**Data for the task**
────
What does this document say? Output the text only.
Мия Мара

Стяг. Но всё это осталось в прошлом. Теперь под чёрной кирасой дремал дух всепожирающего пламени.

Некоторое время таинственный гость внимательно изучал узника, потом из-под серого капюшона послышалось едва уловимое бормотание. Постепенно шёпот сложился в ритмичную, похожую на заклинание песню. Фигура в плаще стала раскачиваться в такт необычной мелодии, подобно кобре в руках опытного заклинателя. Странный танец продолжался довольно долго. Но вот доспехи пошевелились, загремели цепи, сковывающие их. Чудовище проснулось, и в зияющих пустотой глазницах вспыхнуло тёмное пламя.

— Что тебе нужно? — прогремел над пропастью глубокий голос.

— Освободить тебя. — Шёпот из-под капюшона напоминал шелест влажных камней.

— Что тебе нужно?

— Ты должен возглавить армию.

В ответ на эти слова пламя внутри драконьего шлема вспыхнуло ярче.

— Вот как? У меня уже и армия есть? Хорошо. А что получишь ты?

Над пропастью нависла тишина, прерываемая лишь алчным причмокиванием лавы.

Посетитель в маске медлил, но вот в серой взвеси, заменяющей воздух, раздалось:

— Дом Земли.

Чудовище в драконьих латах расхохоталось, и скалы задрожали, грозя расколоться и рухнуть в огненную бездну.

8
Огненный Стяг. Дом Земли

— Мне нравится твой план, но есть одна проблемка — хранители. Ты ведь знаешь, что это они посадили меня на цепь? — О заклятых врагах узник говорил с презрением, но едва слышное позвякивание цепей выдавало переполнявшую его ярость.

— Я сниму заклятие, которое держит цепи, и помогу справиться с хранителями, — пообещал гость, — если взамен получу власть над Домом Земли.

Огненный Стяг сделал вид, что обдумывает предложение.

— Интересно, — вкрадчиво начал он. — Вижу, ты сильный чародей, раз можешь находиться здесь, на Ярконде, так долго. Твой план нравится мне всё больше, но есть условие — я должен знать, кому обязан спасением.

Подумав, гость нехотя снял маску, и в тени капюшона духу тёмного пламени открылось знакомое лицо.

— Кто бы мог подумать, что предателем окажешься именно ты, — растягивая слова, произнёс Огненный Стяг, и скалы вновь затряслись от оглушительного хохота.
────
**What you are asked to do**
Could you reproduce every record above exactly as it appears?

**Solution to this problem**
What does this document say? Output the text only.
Мия Мара

Стяг. Но всё это осталось в прошлом. Теперь под чёрной кирасой дремал дух всепожирающего пламени.

Некоторое время таинственный гость внимательно изучал узника, потом из-под серого капюшона послышалось едва уловимое бормотание. Постепенно шёпот сложился в ритмичную, похожую на заклинание песню. Фигура в плаще стала раскачиваться в такт необычной мелодии, подобно кобре в руках опытного заклинателя. Странный танец продолжался довольно долго. Но вот доспехи пошевелились, загремели цепи, сковывающие их. Чудовище проснулось, и в зияющих пустотой глазницах вспыхнуло тёмное пламя.

— Что тебе нужно? — прогремел над пропастью глубокий голос.

— Освободить тебя. — Шёпот из-под капюшона напоминал шелест влажных камней.

— Что тебе нужно?

— Ты должен возглавить армию.

В ответ на эти слова пламя внутри драконьего шлема вспыхнуло ярче.

— Вот как? У меня уже и армия есть? Хорошо. А что получишь ты?

Над пропастью нависла тишина, прерываемая лишь алчным причмокиванием лавы.

Посетитель в маске медлил, но вот в серой взвеси, заменяющей воздух, раздалось:

— Дом Земли.

Чудовище в драконьих латах расхохоталось, и скалы задрожали, грозя расколоться и рухнуть в огненную бездну.

8
Огненный Стяг. Дом Земли

— Мне нравится твой план, но есть одна проблемка — хранители. Ты ведь знаешь, что это они посадили меня на цепь? — О заклятых врагах узник говорил с презрением, но едва слышное позвякивание цепей выдавало переполнявшую его ярость.

— Я сниму заклятие, которое держит цепи, и помогу справиться с хранителями, — пообещал гость, — если взамен получу власть над Домом Земли.

Огненный Стяг сделал вид, что обдумывает предложение.

— Интересно, — вкрадчиво начал он. — Вижу, ты сильный чародей, раз можешь находиться здесь, на Ярконде, так долго. Твой план нравится мне всё больше, но есть условие — я должен знать, кому обязан спасением.

Подумав, гость нехотя снял маску, и в тени капюшона духу тёмного пламени открылось знакомое лицо.

— Кто бы мог подумать, что предателем окажешься именно ты, — растягивая слова, произнёс Огненный Стяг, и скалы вновь затряслись от оглушительного хохота.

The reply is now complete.